##### DATA FOR PROCESSING

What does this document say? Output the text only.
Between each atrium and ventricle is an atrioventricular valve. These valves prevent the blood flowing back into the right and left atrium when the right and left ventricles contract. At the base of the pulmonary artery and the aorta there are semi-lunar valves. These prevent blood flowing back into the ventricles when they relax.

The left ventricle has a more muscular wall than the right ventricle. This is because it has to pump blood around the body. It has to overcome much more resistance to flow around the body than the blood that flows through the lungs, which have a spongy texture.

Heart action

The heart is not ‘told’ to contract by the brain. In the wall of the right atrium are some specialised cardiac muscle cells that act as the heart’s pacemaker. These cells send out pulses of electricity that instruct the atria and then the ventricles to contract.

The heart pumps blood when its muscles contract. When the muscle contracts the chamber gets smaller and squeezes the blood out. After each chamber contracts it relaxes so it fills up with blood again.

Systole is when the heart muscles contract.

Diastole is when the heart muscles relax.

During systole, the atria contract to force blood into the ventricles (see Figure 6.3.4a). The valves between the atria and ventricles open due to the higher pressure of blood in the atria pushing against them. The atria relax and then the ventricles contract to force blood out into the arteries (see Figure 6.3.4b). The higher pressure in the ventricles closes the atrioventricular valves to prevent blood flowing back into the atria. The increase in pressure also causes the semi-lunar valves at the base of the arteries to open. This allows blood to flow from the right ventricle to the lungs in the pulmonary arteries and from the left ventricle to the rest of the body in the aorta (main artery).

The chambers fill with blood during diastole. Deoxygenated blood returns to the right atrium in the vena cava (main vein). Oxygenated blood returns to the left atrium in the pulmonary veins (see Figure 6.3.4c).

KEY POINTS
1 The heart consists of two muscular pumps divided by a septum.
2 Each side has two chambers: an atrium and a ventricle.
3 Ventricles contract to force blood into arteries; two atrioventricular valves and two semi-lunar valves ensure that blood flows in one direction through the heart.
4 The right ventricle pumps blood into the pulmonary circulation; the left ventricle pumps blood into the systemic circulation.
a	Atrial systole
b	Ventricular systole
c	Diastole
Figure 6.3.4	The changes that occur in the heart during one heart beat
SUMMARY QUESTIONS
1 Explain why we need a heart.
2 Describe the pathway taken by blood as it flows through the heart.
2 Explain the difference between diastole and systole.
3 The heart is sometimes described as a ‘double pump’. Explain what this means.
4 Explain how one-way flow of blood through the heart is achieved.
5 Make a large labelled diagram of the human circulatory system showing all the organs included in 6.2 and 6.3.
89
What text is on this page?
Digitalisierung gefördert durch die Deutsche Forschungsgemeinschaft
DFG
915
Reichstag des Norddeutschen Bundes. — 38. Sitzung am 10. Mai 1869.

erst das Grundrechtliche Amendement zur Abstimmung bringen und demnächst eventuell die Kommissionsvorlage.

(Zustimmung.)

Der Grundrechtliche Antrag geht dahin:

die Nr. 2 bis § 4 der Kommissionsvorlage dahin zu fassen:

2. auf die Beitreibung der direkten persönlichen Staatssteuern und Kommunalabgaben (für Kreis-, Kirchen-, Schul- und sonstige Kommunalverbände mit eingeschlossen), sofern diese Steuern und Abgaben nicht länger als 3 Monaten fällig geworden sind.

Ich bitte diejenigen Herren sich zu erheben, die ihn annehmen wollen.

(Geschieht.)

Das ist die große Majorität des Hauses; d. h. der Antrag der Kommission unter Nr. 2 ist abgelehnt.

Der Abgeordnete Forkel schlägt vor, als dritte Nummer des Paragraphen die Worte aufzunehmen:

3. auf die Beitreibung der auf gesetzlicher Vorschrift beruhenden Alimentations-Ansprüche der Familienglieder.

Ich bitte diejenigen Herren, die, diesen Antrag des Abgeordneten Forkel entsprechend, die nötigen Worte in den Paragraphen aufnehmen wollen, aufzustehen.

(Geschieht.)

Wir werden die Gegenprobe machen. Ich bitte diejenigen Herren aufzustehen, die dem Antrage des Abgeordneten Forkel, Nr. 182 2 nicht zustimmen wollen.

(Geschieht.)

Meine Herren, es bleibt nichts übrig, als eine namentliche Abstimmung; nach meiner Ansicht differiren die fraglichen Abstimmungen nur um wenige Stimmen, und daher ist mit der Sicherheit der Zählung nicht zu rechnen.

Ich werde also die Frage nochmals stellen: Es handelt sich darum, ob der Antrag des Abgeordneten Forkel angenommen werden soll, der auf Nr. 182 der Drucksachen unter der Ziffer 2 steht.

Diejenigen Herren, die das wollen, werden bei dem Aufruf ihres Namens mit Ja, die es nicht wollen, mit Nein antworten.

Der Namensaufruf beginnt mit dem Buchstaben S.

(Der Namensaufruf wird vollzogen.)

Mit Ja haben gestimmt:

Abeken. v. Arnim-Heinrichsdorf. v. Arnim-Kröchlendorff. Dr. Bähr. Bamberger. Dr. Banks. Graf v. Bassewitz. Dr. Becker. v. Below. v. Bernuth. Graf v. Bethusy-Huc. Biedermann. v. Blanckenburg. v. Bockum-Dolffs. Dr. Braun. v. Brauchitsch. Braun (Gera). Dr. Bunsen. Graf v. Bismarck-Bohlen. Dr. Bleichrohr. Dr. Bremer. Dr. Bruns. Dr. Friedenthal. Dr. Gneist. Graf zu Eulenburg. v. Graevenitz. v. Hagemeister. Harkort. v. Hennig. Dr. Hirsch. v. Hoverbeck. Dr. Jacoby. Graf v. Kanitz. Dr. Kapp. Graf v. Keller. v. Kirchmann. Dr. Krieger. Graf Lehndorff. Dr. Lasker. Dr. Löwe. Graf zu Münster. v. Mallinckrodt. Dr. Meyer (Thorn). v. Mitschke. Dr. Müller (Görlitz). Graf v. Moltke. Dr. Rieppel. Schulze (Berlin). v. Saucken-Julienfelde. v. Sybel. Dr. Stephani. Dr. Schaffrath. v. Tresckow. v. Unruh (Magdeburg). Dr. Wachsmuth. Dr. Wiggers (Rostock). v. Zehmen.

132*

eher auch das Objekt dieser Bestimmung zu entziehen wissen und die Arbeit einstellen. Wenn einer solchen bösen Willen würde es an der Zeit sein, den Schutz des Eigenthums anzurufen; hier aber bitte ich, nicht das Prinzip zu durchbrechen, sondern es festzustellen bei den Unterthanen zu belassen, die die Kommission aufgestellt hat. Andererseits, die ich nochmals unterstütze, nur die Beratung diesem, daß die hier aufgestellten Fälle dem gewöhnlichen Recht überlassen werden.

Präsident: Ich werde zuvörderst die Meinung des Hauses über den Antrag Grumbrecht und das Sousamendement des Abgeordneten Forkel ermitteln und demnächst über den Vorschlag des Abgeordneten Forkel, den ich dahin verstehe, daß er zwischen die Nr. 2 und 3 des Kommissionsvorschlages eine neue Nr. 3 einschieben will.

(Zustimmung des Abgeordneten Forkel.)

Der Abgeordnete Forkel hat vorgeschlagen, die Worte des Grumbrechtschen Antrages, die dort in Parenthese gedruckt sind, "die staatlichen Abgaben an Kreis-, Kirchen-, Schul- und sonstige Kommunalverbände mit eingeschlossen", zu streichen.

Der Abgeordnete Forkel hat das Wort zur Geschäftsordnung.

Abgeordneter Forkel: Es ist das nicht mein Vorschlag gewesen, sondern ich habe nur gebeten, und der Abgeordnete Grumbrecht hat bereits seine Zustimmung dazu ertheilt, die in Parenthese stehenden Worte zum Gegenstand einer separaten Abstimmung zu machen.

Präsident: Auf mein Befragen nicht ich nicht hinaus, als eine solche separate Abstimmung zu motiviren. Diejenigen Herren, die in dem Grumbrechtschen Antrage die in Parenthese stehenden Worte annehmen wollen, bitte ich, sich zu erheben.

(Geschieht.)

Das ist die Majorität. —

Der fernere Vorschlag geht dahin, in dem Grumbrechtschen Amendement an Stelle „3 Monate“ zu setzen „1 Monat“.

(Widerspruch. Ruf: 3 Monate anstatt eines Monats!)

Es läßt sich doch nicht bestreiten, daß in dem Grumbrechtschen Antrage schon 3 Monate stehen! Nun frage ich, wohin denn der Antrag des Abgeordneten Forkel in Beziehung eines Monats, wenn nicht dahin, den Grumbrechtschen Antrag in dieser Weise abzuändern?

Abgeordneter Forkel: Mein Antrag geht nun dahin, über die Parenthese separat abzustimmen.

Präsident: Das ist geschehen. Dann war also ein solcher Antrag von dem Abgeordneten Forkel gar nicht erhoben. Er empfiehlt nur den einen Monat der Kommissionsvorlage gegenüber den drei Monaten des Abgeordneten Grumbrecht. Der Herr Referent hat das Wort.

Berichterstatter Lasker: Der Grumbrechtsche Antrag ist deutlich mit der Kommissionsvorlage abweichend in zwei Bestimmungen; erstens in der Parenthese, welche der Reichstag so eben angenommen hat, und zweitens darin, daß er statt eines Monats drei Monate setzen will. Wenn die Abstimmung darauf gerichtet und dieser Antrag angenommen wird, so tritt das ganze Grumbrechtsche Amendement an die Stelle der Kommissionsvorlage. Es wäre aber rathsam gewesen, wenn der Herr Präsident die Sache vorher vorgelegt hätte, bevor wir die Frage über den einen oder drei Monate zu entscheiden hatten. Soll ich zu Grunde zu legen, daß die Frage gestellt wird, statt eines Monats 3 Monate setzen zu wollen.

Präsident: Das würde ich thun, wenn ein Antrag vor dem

##########

*AIM OF THE TASK*
If a line above holds the word "Abgeordneten", copy it.

*FINISHED EXERCISE*
Ich bitte diejenigen Herren, die, diesen Antrag des Abgeordneten Forkel entsprechend, die nötigen Worte in den Paragraphen aufnehmen wollen, aufzustehen.
Wir werden die Gegenprobe machen. Ich bitte diejenigen Herren aufzustehen, die dem Antrage des Abgeordneten Forkel, Nr. 182 2 nicht zustimmen wollen.
Ich werde also die Frage nochmals stellen: Es handelt sich darum, ob der Antrag des Abgeordneten Forkel angenommen werden soll, der auf Nr. 182 der Drucksachen unter der Ziffer 2 steht.
Präsident: Ich werde zuvörderst die Meinung des Hauses über den Antrag Grumbrecht und das Sousamendement des Abgeordneten Forkel ermitteln und demnächst über den Vorschlag des Abgeordneten Forkel, den ich dahin verstehe, daß er zwischen die Nr. 2 und 3 des Kommissionsvorschlages eine neue Nr. 3 einschieben will.
(Zustimmung des Abgeordneten Forkel.)
Es läßt sich doch nicht bestreiten, daß in dem Grumbrechtschen Antrage schon 3 Monate stehen! Nun frage ich, wohin denn der Antrag des Abgeordneten Forkel in Beziehung eines Monats, wenn nicht dahin, den Grumbrechtschen Antrag in dieser Weise abzuändern?
Präsident: Das ist geschehen. Dann war also ein solcher Antrag von dem Abgeordneten Forkel gar nicht erhoben. Er empfiehlt nur den einen Monat der Kommissionsvorlage gegenüber den drei Monaten des Abgeordneten Grumbrecht. Der Herr Referent hat das Wort.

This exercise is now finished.